=== Problem to work on ===
Output the data below in full, character for character.

-- Start of Input records --

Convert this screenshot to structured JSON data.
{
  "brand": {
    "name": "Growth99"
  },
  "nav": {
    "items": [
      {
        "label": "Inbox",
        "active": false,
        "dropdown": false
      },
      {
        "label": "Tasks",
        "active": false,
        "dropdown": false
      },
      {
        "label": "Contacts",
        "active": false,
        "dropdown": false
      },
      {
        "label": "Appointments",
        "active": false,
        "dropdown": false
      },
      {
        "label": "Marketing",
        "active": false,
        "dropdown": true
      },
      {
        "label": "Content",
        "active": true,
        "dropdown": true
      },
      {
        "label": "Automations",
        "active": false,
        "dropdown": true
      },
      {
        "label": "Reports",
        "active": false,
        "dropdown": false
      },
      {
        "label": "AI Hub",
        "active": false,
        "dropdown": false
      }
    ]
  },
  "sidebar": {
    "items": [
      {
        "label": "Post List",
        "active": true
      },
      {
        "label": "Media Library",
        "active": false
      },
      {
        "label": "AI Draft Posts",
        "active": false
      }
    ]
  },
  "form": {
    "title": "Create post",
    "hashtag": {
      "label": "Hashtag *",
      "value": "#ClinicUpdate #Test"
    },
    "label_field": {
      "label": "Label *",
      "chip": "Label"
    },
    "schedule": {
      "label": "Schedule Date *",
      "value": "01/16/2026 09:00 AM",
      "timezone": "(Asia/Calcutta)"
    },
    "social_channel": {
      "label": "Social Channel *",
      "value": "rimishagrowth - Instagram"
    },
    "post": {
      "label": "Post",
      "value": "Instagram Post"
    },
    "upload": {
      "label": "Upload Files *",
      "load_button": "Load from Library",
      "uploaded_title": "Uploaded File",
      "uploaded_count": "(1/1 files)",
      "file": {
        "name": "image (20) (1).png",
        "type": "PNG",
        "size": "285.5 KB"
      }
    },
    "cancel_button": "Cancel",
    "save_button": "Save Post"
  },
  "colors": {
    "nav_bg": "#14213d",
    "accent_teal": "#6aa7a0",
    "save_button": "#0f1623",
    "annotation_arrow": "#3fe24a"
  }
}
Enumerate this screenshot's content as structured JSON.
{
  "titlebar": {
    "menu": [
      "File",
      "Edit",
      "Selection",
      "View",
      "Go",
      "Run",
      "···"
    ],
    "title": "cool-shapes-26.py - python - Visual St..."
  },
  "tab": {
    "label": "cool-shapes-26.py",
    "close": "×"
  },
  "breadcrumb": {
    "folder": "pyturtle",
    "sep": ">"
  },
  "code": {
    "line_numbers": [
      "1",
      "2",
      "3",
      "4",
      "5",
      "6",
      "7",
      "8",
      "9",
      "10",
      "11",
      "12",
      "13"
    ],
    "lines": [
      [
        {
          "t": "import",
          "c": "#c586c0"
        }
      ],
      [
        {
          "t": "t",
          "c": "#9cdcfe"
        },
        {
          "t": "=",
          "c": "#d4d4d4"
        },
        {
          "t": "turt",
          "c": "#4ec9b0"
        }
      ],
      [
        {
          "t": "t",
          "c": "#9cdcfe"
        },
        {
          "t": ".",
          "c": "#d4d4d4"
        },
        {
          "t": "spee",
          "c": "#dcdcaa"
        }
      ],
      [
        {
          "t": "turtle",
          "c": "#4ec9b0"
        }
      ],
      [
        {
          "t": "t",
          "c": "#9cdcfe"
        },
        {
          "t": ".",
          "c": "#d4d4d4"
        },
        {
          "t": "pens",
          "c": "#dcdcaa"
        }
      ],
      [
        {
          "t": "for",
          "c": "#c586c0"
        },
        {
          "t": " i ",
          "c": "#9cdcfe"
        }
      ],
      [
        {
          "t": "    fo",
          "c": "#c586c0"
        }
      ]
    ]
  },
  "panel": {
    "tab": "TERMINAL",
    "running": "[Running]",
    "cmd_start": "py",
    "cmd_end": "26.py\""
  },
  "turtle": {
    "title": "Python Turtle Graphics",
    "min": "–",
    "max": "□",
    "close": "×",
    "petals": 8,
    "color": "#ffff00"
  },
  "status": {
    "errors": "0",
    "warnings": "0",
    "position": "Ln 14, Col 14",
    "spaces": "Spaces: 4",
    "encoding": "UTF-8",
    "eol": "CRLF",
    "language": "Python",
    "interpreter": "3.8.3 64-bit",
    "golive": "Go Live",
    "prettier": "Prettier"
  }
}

-- End of Input records --

=== Reply ===
Convert this screenshot to structured JSON data.
{
  "brand": {
    "name": "Growth99"
  },
  "nav": {
    "items": [
      {
        "label": "Inbox",
        "active": false,
        "dropdown": false
      },
      {
        "label": "Tasks",
        "active": false,
        "dropdown": false
      },
      {
        "label": "Contacts",
        "active": false,
        "dropdown": false
      },
      {
        "label": "Appointments",
        "active": false,
        "dropdown": false
      },
      {
        "label": "Marketing",
        "active": false,
        "dropdown": true
      },
      {
        "label": "Content",
        "active": true,
        "dropdown": true
      },
      {
        "label": "Automations",
        "active": false,
        "dropdown": true
      },
      {
        "label": "Reports",
        "active": false,
        "dropdown": false
      },
      {
        "label": "AI Hub",
        "active": false,
        "dropdown": false
      }
    ]
  },
  "sidebar": {
    "items": [
      {
        "label": "Post List",
        "active": true
      },
      {
        "label": "Media Library",
        "active": false
      },
      {
        "label": "AI Draft Posts",
        "active": false
      }
    ]
  },
  "form": {
    "title": "Create post",
    "hashtag": {
      "label": "Hashtag *",
      "value": "#ClinicUpdate #Test"
    },
    "label_field": {
      "label": "Label *",
      "chip": "Label"
    },
    "schedule": {
      "label": "Schedule Date *",
      "value": "01/16/2026 09:00 AM",
      "timezone": "(Asia/Calcutta)"
    },
    "social_channel": {
      "label": "Social Channel *",
      "value": "rimishagrowth - Instagram"
    },
    "post": {
      "label": "Post",
      "value": "Instagram Post"
    },
    "upload": {
      "label": "Upload Files *",
      "load_button": "Load from Library",
      "uploaded_title": "Uploaded File",
      "uploaded_count": "(1/1 files)",
      "file": {
        "name": "image (20) (1).png",
        "type": "PNG",
        "size": "285.5 KB"
      }
    },
    "cancel_button": "Cancel",
    "save_button": "Save Post"
  },
  "colors": {
    "nav_bg": "#14213d",
    "accent_teal": "#6aa7a0",
    "save_button": "#0f1623",
    "annotation_arrow": "#3fe24a"
  }
}
Enumerate this screenshot's content as structured JSON.
{
  "titlebar": {
    "menu": [
      "File",
      "Edit",
      "Selection",
      "View",
      "Go",
      "Run",
      "···"
    ],
    "title": "cool-shapes-26.py - python - Visual St..."
  },
  "tab": {
    "label": "cool-shapes-26.py",
    "close": "×"
  },
  "breadcrumb": {
    "folder": "pyturtle",
    "sep": ">"
  },
  "code": {
    "line_numbers": [
      "1",
      "2",
      "3",
      "4",
      "5",
      "6",
      "7",
      "8",
      "9",
      "10",
      "11",
      "12",
      "13"
    ],
    "lines": [
      [
        {
          "t": "import",
          "c": "#c586c0"
        }
      ],
      [
        {
          "t": "t",
          "c": "#9cdcfe"
        },
        {
          "t": "=",
          "c": "#d4d4d4"
        },
        {
          "t": "turt",
          "c": "#4ec9b0"
        }
      ],
      [
        {
          "t": "t",
          "c": "#9cdcfe"
        },
        {
          "t": ".",
          "c": "#d4d4d4"
        },
        {
          "t": "spee",
          "c": "#dcdcaa"
        }
      ],
      [
        {
          "t": "turtle",
          "c": "#4ec9b0"
        }
      ],
      [
        {
          "t": "t",
          "c": "#9cdcfe"
        },
        {
          "t": ".",
          "c": "#d4d4d4"
        },
        {
          "t": "pens",
          "c": "#dcdcaa"
        }
      ],
      [
        {
          "t": "for",
          "c": "#c586c0"
        },
        {
          "t": " i ",
          "c": "#9cdcfe"
        }
      ],
      [
        {
          "t": "    fo",
          "c": "#c586c0"
        }
      ]
    ]
  },
  "panel": {
    "tab": "TERMINAL",
    "running": "[Running]",
    "cmd_start": "py",
    "cmd_end": "26.py\""
  },
  "turtle": {
    "title": "Python Turtle Graphics",
    "min": "–",
    "max": "□",
    "close": "×",
    "petals": 8,
    "color": "#ffff00"
  },
  "status": {
    "errors": "0",
    "warnings": "0",
    "position": "Ln 14, Col 14",
    "spaces": "Spaces: 4",
    "encoding": "UTF-8",
    "eol": "CRLF",
    "language": "Python",
    "interpreter": "3.8.3 64-bit",
    "golive": "Go Live",
    "prettier": "Prettier"
  }
}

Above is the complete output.